**ASSIGNMENT A**
Reproduce the passage from the article about the Worcestershire farm, starting with "How a farm in" and going on through "their local communities.".
**ASSIGNMENT B**
According to the article about the Worcestershire farm, why does the SMV Estates Committee visit SMT's estates each year? Answer in one to three sentences.

**TEXT PROVIDED**
----

How a farm in Worcestershire is helping to support older people in Greater Bristol

The St Monica Trust (SMT) is recognised as a leading provider of retirement accommodation and care in a range of different settings. Since 1922, SMV has been engaged by SMT to manage its endowment fund, the annual income of which provides financial stability to the trust to continue its important work.

Much of the fund’s value is in the ownership of large agricultural estates which are leased and managed by tenant farmers, often with the tenancies being passed down from generation to generation. Once a year the SMV Estates Committee visits estates owned by SMT in order to meet and support the tenant farmers, finding out how they are managing and working their land and farms, exploring diversification, looking after the environment and interacting with their local communities.

This year’s visit included the Croome Estate in Worcestershire, where this Red Tractor certified farmland is managed by tenant farmer Stephen Watkins. To diversify the use of land in a way that supports the local community, Stephen provides a piece of land to be used by Kingsleighs Equestrian Centre, run by Deni Harper-Adams.

Deni approached Stephen 17 years ago with a business idea based on her vision to support and work with a wide range of children and adults who would benefit from being around horses and ponies. Over the years, Stephen has helped Deni to build an outdoor and indoor riding arena, a set of grass gallops, install an Aga in the school classroom and increase stabling and tie rails for the ever-increasing number of horses and ponies, now totalling 70. “Stephen is so supportive, he just makes things happen,” says Deni. “He’s happy for us to ride all over his farm, which makes for very safe and peaceful rides.”

Deni offers a wide range of lessons, clubs and interventions for children and adults of all abilities and backgrounds. She’s a firm believer in the therapeutic power of horses, describing them as “gentle, calm creatures that respond to human behaviour”. “For example, if someone is feeling very anxious,” she says, “just standing next to a horse and touching it can help lower their heart rate and blood pressure.”

----

**INFORMATION SUPPLIED**
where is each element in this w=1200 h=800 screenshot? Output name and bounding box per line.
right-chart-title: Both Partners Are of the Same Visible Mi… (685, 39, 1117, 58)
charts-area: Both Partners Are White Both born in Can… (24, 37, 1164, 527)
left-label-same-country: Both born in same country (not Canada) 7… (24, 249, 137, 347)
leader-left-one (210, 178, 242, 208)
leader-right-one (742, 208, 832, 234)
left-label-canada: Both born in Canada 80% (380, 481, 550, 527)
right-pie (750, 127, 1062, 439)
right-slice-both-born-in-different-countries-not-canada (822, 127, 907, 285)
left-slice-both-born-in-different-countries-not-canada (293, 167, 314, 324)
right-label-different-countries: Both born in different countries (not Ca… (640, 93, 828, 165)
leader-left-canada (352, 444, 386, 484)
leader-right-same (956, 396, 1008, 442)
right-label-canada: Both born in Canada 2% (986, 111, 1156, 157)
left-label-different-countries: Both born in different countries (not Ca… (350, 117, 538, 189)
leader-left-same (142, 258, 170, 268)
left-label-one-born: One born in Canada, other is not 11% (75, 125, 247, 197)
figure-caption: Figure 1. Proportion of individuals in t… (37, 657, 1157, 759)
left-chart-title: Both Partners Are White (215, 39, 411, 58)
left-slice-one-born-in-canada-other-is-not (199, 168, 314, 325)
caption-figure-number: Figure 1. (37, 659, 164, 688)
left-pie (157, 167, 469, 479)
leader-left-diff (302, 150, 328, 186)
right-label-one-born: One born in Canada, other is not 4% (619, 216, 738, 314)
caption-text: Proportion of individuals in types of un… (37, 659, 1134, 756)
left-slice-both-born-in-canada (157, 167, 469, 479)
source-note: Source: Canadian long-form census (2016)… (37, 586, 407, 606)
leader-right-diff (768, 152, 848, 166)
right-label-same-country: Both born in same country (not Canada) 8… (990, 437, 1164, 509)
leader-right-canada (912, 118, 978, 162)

----

**WRITTEN RESPONSE A**
How a farm in Worcestershire is helping to support older people in Greater Bristol

The St Monica Trust (SMT) is recognised as a leading provider of retirement accommodation and care in a range of different settings. Since 1922, SMV has been engaged by SMT to manage its endowment fund, the annual income of which provides financial stability to the trust to continue its important work.

Much of the fund’s value is in the ownership of large agricultural estates which are leased and managed by tenant farmers, often with the tenancies being passed down from generation to generation. Once a year the SMV Estates Committee visits estates owned by SMT in order to meet and support the tenant farmers, finding out how they are managing and working their land and farms, exploring diversification, looking after the environment and interacting with their local communities.

**WRITTEN RESPONSE B**
The committee visits to meet and support the tenant farmers. It finds out how they are managing and working their land and farms, exploring diversification, looking after the environment and interacting with their local communities.